━━━ Data shown

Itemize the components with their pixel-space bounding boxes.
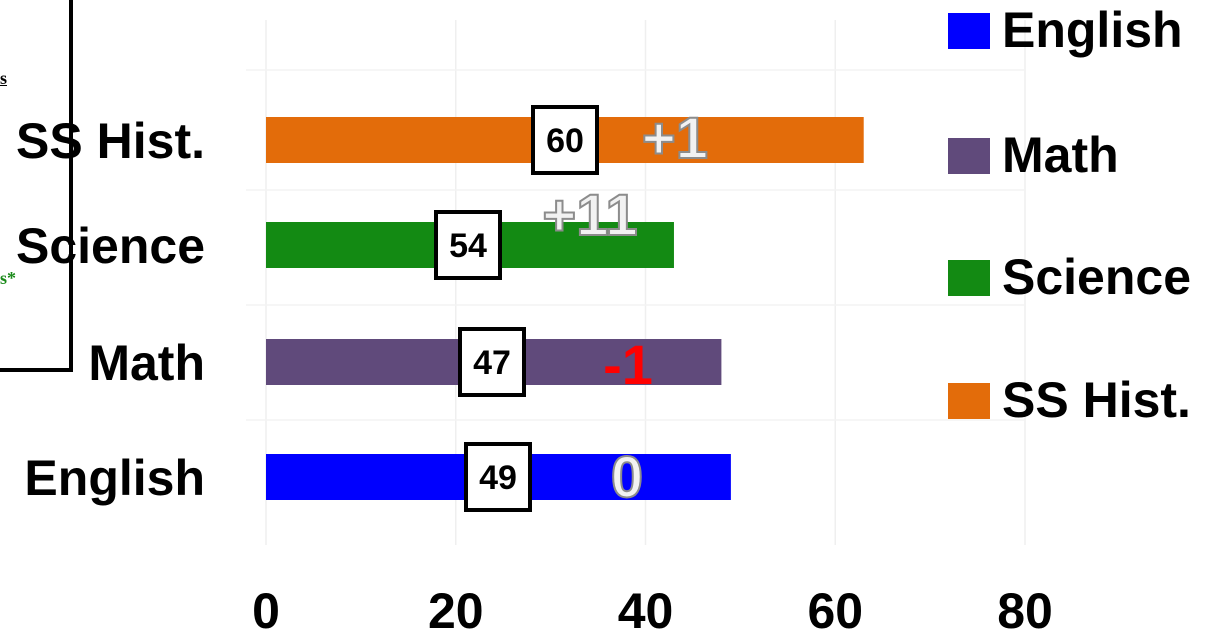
legend-swatch [948,13,990,49]
category-label: SS Hist. [16,113,205,169]
value-box-label: 54 [449,227,487,265]
value-box [464,442,532,512]
value-box-label: 47 [473,344,511,382]
legend-swatch [948,138,990,174]
legend-label: SS Hist. [1002,372,1191,428]
category-label: English [24,450,205,506]
legend-swatch [948,260,990,296]
legend-label: English [1002,2,1183,58]
x-tick-label: 40 [618,583,674,639]
change-label: +11 [542,183,637,248]
value-box-label: 49 [479,459,517,497]
x-tick-label: 80 [997,583,1053,639]
value-box-label: 60 [546,122,584,160]
value-box [531,105,599,175]
cropped-green-text-fragment: s* [0,268,17,288]
x-tick-label: 20 [428,583,484,639]
value-box [458,327,526,397]
cropped-text-fragment: s [0,68,8,88]
legend-label: Science [1002,249,1191,305]
bracket-horizontal-line [0,368,72,372]
category-label: Math [88,335,205,391]
bracket-vertical-line [69,0,73,372]
legend-label: Math [1002,127,1119,183]
value-box [434,210,502,280]
category-label: Science [16,218,205,274]
legend-swatch [948,383,990,419]
change-label: +1 [642,106,708,171]
change-label: -1 [603,333,653,396]
x-tick-label: 0 [252,583,280,639]
change-label: 0 [611,445,643,510]
x-tick-label: 60 [807,583,863,639]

━━━━━━

=== Job ===
Render every line of the rows above as a numbered list, omitting blank lines and leaving out the pictures.

=== Full output ===
1. Itemize the components with their pixel-space bounding boxes.
2. legend-swatch [948,13,990,49]
3. category-label: SS Hist. [16,113,205,169]
4. value-box-label: 54 [449,227,487,265]
5. value-box [464,442,532,512]
6. value-box-label: 47 [473,344,511,382]
7. legend-swatch [948,138,990,174]
8. legend-label: SS Hist. [1002,372,1191,428]
9. category-label: English [24,450,205,506]
10. legend-swatch [948,260,990,296]
11. legend-label: English [1002,2,1183,58]
12. x-tick-label: 40 [618,583,674,639]
13. change-label: +11 [542,183,637,248]
14. value-box-label: 49 [479,459,517,497]
15. x-tick-label: 80 [997,583,1053,639]
16. value-box-label: 60 [546,122,584,160]
17. value-box [531,105,599,175]
18. cropped-green-text-fragment: s* [0,268,17,288]
19. x-tick-label: 20 [428,583,484,639]
20. value-box [458,327,526,397]
21. cropped-text-fragment: s [0,68,8,88]
22. legend-label: Science [1002,249,1191,305]
23. bracket-horizontal-line [0,368,72,372]
24. category-label: Math [88,335,205,391]
25. bracket-vertical-line [69,0,73,372]
26. legend-label: Math [1002,127,1119,183]
27. value-box [434,210,502,280]
28. category-label: Science [16,218,205,274]
29. legend-swatch [948,383,990,419]
30. change-label: +1 [642,106,708,171]
31. change-label: -1 [603,333,653,396]
32. x-tick-label: 0 [252,583,280,639]
33. change-label: 0 [611,445,643,510]
34. x-tick-label: 60 [807,583,863,639]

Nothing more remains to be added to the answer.